- **Aim**: Reproduce every entry below precisely; do not include the pictures.

════

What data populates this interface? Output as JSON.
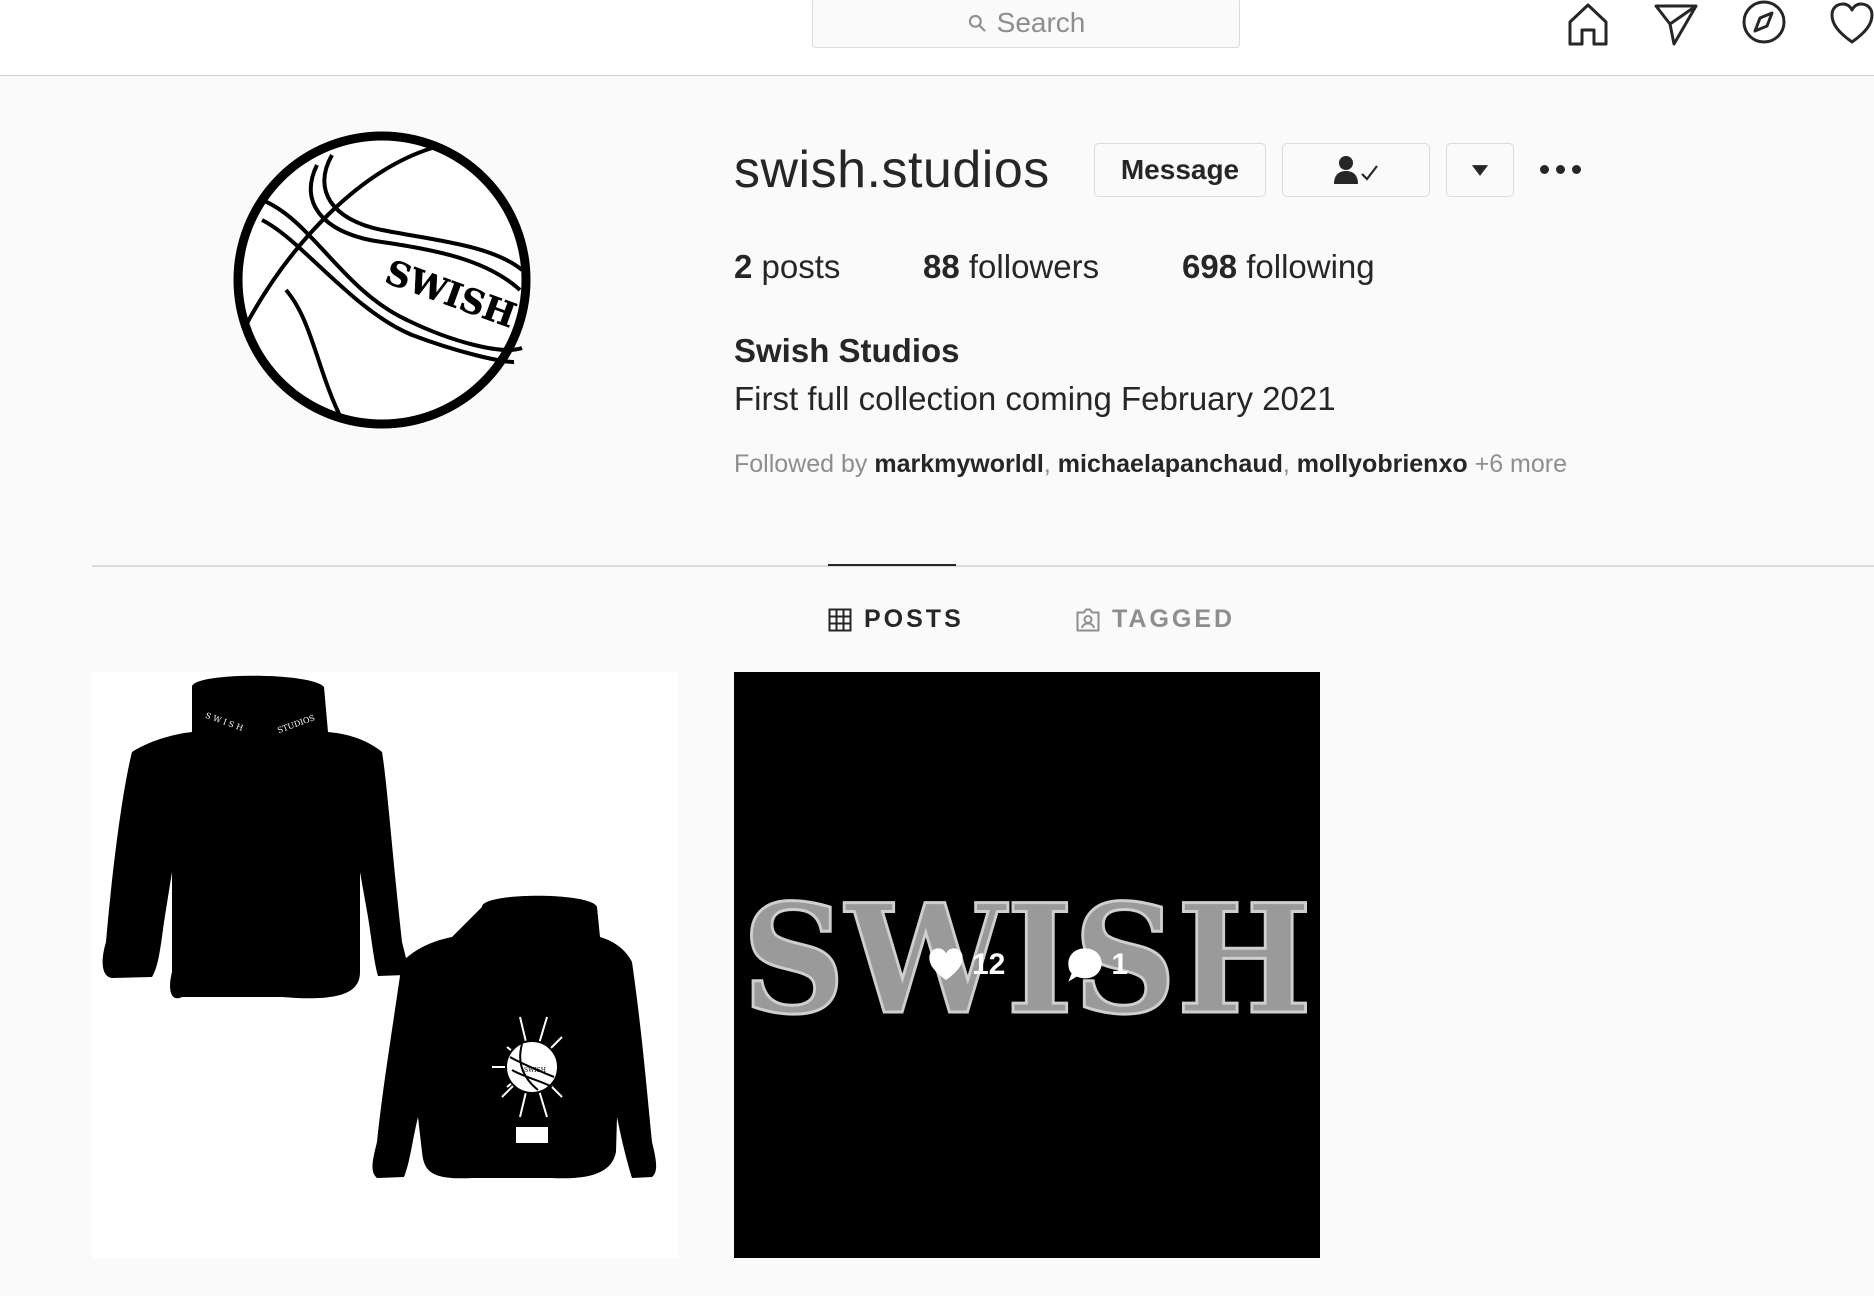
{
  "search": {
    "placeholder": "Search"
  },
  "nav": {
    "icons": [
      "home-icon",
      "direct-message-icon",
      "explore-icon",
      "activity-heart-icon"
    ]
  },
  "profile": {
    "username": "swish.studios",
    "message_button": "Message",
    "stats": {
      "posts_count": "2",
      "posts_label": "posts",
      "followers_count": "88",
      "followers_label": "followers",
      "following_count": "698",
      "following_label": "following"
    },
    "full_name": "Swish Studios",
    "bio": "First full collection coming February 2021",
    "followed_by": {
      "prefix": "Followed by",
      "users": [
        "markmyworldl",
        "michaelapanchaud",
        "mollyobrienxo"
      ],
      "more": "+6 more"
    },
    "avatar_text": "SWISH"
  },
  "tabs": [
    {
      "label": "POSTS",
      "icon": "grid-icon",
      "active": true
    },
    {
      "label": "TAGGED",
      "icon": "tagged-icon",
      "active": false
    }
  ],
  "posts": [
    {
      "type": "image",
      "subject": "hoodie-mockup",
      "hoodie_neck_text_left": "S W I S H",
      "hoodie_neck_text_right": "STUDIOS",
      "hoodie_back_logo_text": "SWISH"
    },
    {
      "type": "image",
      "subject": "swish-logo",
      "logo_text": "SWISH",
      "likes": "12",
      "comments": "1"
    }
  ],
  "colors": {
    "text": "#262626",
    "secondary": "#8e8e8e",
    "border": "#dbdbdb",
    "background": "#fafafa"
  }
}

════

- **Correct answer**:
What data populates this interface? Output as JSON.
{
  "search": {
    "placeholder": "Search"
  },
  "nav": {
    "icons": [
      "home-icon",
      "direct-message-icon",
      "explore-icon",
      "activity-heart-icon"
    ]
  },
  "profile": {
    "username": "swish.studios",
    "message_button": "Message",
    "stats": {
      "posts_count": "2",
      "posts_label": "posts",
      "followers_count": "88",
      "followers_label": "followers",
      "following_count": "698",
      "following_label": "following"
    },
    "full_name": "Swish Studios",
    "bio": "First full collection coming February 2021",
    "followed_by": {
      "prefix": "Followed by",
      "users": [
        "markmyworldl",
        "michaelapanchaud",
        "mollyobrienxo"
      ],
      "more": "+6 more"
    },
    "avatar_text": "SWISH"
  },
  "tabs": [
    {
      "label": "POSTS",
      "icon": "grid-icon",
      "active": true
    },
    {
      "label": "TAGGED",
      "icon": "tagged-icon",
      "active": false
    }
  ],
  "posts": [
    {
      "type": "image",
      "subject": "hoodie-mockup",
      "hoodie_neck_text_left": "S W I S H",
      "hoodie_neck_text_right": "STUDIOS",
      "hoodie_back_logo_text": "SWISH"
    },
    {
      "type": "image",
      "subject": "swish-logo",
      "logo_text": "SWISH",
      "likes": "12",
      "comments": "1"
    }
  ],
  "colors": {
    "text": "#262626",
    "secondary": "#8e8e8e",
    "border": "#dbdbdb",
    "background": "#fafafa"
  }
}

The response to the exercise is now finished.